_AVAILABLE DATA_
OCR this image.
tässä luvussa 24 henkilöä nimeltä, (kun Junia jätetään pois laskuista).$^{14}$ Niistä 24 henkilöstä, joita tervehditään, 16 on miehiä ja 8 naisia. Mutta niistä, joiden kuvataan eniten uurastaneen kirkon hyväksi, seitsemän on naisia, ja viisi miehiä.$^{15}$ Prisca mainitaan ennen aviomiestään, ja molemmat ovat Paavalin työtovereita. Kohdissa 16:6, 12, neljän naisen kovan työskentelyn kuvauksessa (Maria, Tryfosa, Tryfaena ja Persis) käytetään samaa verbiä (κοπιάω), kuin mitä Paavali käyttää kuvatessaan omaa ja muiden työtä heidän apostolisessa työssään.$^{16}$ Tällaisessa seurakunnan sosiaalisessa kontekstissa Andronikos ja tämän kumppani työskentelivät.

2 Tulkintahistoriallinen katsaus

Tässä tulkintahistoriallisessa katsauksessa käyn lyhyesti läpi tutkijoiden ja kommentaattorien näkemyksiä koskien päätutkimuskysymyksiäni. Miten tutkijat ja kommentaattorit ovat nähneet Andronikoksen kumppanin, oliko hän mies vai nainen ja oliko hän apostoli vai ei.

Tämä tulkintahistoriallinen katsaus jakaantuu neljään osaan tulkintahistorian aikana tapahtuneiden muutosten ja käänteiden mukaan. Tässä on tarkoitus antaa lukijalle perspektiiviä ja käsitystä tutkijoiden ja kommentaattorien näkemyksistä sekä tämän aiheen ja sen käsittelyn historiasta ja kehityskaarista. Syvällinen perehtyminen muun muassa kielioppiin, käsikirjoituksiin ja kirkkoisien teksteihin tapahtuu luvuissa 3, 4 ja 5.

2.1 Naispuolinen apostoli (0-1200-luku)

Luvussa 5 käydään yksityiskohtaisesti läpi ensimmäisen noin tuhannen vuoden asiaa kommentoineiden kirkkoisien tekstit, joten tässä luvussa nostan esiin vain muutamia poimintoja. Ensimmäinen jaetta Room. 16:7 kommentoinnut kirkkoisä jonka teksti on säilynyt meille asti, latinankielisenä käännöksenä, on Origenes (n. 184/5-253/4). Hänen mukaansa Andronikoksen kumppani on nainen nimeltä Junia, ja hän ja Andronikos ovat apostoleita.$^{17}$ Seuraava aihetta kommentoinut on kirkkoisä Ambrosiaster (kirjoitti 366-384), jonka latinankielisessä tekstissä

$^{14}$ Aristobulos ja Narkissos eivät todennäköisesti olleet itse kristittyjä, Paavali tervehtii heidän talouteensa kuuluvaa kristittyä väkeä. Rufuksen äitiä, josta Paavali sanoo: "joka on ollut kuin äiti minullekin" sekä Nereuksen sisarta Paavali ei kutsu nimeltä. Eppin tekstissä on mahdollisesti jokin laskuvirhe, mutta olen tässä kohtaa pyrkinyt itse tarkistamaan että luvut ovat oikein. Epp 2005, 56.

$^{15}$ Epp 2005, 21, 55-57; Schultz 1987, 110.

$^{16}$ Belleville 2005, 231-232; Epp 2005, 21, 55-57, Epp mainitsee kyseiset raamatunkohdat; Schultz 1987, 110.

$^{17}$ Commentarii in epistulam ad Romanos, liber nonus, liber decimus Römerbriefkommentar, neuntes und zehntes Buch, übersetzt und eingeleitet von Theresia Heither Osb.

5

_PROMPT_
The entries above must be returned in full, exactly as shown.

_RESULT_
OCR this image.
tässä luvussa 24 henkilöä nimeltä, (kun Junia jätetään pois laskuista).$^{14}$ Niistä 24 henkilöstä, joita tervehditään, 16 on miehiä ja 8 naisia. Mutta niistä, joiden kuvataan eniten uurastaneen kirkon hyväksi, seitsemän on naisia, ja viisi miehiä.$^{15}$ Prisca mainitaan ennen aviomiestään, ja molemmat ovat Paavalin työtovereita. Kohdissa 16:6, 12, neljän naisen kovan työskentelyn kuvauksessa (Maria, Tryfosa, Tryfaena ja Persis) käytetään samaa verbiä (κοπιάω), kuin mitä Paavali käyttää kuvatessaan omaa ja muiden työtä heidän apostolisessa työssään.$^{16}$ Tällaisessa seurakunnan sosiaalisessa kontekstissa Andronikos ja tämän kumppani työskentelivät.

2 Tulkintahistoriallinen katsaus

Tässä tulkintahistoriallisessa katsauksessa käyn lyhyesti läpi tutkijoiden ja kommentaattorien näkemyksiä koskien päätutkimuskysymyksiäni. Miten tutkijat ja kommentaattorit ovat nähneet Andronikoksen kumppanin, oliko hän mies vai nainen ja oliko hän apostoli vai ei.

Tämä tulkintahistoriallinen katsaus jakaantuu neljään osaan tulkintahistorian aikana tapahtuneiden muutosten ja käänteiden mukaan. Tässä on tarkoitus antaa lukijalle perspektiiviä ja käsitystä tutkijoiden ja kommentaattorien näkemyksistä sekä tämän aiheen ja sen käsittelyn historiasta ja kehityskaarista. Syvällinen perehtyminen muun muassa kielioppiin, käsikirjoituksiin ja kirkkoisien teksteihin tapahtuu luvuissa 3, 4 ja 5.

2.1 Naispuolinen apostoli (0-1200-luku)

Luvussa 5 käydään yksityiskohtaisesti läpi ensimmäisen noin tuhannen vuoden asiaa kommentoineiden kirkkoisien tekstit, joten tässä luvussa nostan esiin vain muutamia poimintoja. Ensimmäinen jaetta Room. 16:7 kommentoinnut kirkkoisä jonka teksti on säilynyt meille asti, latinankielisenä käännöksenä, on Origenes (n. 184/5-253/4). Hänen mukaansa Andronikoksen kumppani on nainen nimeltä Junia, ja hän ja Andronikos ovat apostoleita.$^{17}$ Seuraava aihetta kommentoinut on kirkkoisä Ambrosiaster (kirjoitti 366-384), jonka latinankielisessä tekstissä

$^{14}$ Aristobulos ja Narkissos eivät todennäköisesti olleet itse kristittyjä, Paavali tervehtii heidän talouteensa kuuluvaa kristittyä väkeä. Rufuksen äitiä, josta Paavali sanoo: "joka on ollut kuin äiti minullekin" sekä Nereuksen sisarta Paavali ei kutsu nimeltä. Eppin tekstissä on mahdollisesti jokin laskuvirhe, mutta olen tässä kohtaa pyrkinyt itse tarkistamaan että luvut ovat oikein. Epp 2005, 56.

$^{15}$ Epp 2005, 21, 55-57; Schultz 1987, 110.

$^{16}$ Belleville 2005, 231-232; Epp 2005, 21, 55-57, Epp mainitsee kyseiset raamatunkohdat; Schultz 1987, 110.

$^{17}$ Commentarii in epistulam ad Romanos, liber nonus, liber decimus Römerbriefkommentar, neuntes und zehntes Buch, übersetzt und eingeleitet von Theresia Heither Osb.

5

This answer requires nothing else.